[START OF Provided records]

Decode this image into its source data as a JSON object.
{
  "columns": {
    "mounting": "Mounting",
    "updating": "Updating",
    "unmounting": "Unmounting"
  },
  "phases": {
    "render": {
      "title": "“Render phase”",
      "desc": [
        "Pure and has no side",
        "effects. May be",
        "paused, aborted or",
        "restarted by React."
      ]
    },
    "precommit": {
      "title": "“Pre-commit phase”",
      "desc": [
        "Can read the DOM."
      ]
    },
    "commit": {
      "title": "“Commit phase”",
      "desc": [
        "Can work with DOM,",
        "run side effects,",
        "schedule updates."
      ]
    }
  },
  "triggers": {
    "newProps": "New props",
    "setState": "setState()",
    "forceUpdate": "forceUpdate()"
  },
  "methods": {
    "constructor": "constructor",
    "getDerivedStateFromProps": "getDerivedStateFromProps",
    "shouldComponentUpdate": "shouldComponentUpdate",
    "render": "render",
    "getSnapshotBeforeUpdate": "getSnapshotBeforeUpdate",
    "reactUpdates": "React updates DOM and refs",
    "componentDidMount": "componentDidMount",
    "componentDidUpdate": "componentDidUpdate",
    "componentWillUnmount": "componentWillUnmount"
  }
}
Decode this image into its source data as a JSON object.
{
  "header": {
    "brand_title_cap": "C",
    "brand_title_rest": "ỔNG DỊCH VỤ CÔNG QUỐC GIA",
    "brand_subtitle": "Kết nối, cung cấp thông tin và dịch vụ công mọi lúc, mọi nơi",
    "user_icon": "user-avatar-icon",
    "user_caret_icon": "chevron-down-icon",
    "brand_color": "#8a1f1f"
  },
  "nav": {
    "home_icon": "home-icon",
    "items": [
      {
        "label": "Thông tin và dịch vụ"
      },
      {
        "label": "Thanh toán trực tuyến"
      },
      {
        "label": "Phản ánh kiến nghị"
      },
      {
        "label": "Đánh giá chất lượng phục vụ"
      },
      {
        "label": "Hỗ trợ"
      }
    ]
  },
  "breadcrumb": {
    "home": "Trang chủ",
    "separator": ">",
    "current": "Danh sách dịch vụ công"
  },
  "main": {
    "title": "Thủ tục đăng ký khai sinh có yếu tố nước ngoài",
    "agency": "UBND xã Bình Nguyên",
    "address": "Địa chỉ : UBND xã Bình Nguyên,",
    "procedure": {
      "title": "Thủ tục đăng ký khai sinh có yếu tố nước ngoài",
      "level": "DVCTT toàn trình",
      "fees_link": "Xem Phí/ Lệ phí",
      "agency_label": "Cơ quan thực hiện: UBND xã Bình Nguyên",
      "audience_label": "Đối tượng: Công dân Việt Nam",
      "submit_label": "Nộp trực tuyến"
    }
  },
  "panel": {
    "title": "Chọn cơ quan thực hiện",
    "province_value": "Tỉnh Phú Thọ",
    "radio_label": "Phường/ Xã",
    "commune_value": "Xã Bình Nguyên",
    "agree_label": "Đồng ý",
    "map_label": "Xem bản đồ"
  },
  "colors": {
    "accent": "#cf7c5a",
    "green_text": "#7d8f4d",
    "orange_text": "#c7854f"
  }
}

[END OF Provided records]

Given problem: Your task is to repeat the data exactly, with nothing left out.

Problem solution:
Decode this image into its source data as a JSON object.
{
  "columns": {
    "mounting": "Mounting",
    "updating": "Updating",
    "unmounting": "Unmounting"
  },
  "phases": {
    "render": {
      "title": "“Render phase”",
      "desc": [
        "Pure and has no side",
        "effects. May be",
        "paused, aborted or",
        "restarted by React."
      ]
    },
    "precommit": {
      "title": "“Pre-commit phase”",
      "desc": [
        "Can read the DOM."
      ]
    },
    "commit": {
      "title": "“Commit phase”",
      "desc": [
        "Can work with DOM,",
        "run side effects,",
        "schedule updates."
      ]
    }
  },
  "triggers": {
    "newProps": "New props",
    "setState": "setState()",
    "forceUpdate": "forceUpdate()"
  },
  "methods": {
    "constructor": "constructor",
    "getDerivedStateFromProps": "getDerivedStateFromProps",
    "shouldComponentUpdate": "shouldComponentUpdate",
    "render": "render",
    "getSnapshotBeforeUpdate": "getSnapshotBeforeUpdate",
    "reactUpdates": "React updates DOM and refs",
    "componentDidMount": "componentDidMount",
    "componentDidUpdate": "componentDidUpdate",
    "componentWillUnmount": "componentWillUnmount"
  }
}
Decode this image into its source data as a JSON object.
{
  "header": {
    "brand_title_cap": "C",
    "brand_title_rest": "ỔNG DỊCH VỤ CÔNG QUỐC GIA",
    "brand_subtitle": "Kết nối, cung cấp thông tin và dịch vụ công mọi lúc, mọi nơi",
    "user_icon": "user-avatar-icon",
    "user_caret_icon": "chevron-down-icon",
    "brand_color": "#8a1f1f"
  },
  "nav": {
    "home_icon": "home-icon",
    "items": [
      {
        "label": "Thông tin và dịch vụ"
      },
      {
        "label": "Thanh toán trực tuyến"
      },
      {
        "label": "Phản ánh kiến nghị"
      },
      {
        "label": "Đánh giá chất lượng phục vụ"
      },
      {
        "label": "Hỗ trợ"
      }
    ]
  },
  "breadcrumb": {
    "home": "Trang chủ",
    "separator": ">",
    "current": "Danh sách dịch vụ công"
  },
  "main": {
    "title": "Thủ tục đăng ký khai sinh có yếu tố nước ngoài",
    "agency": "UBND xã Bình Nguyên",
    "address": "Địa chỉ : UBND xã Bình Nguyên,",
    "procedure": {
      "title": "Thủ tục đăng ký khai sinh có yếu tố nước ngoài",
      "level": "DVCTT toàn trình",
      "fees_link": "Xem Phí/ Lệ phí",
      "agency_label": "Cơ quan thực hiện: UBND xã Bình Nguyên",
      "audience_label": "Đối tượng: Công dân Việt Nam",
      "submit_label": "Nộp trực tuyến"
    }
  },
  "panel": {
    "title": "Chọn cơ quan thực hiện",
    "province_value": "Tỉnh Phú Thọ",
    "radio_label": "Phường/ Xã",
    "commune_value": "Xã Bình Nguyên",
    "agree_label": "Đồng ý",
    "map_label": "Xem bản đồ"
  },
  "colors": {
    "accent": "#cf7c5a",
    "green_text": "#7d8f4d",
    "orange_text": "#c7854f"
  }
}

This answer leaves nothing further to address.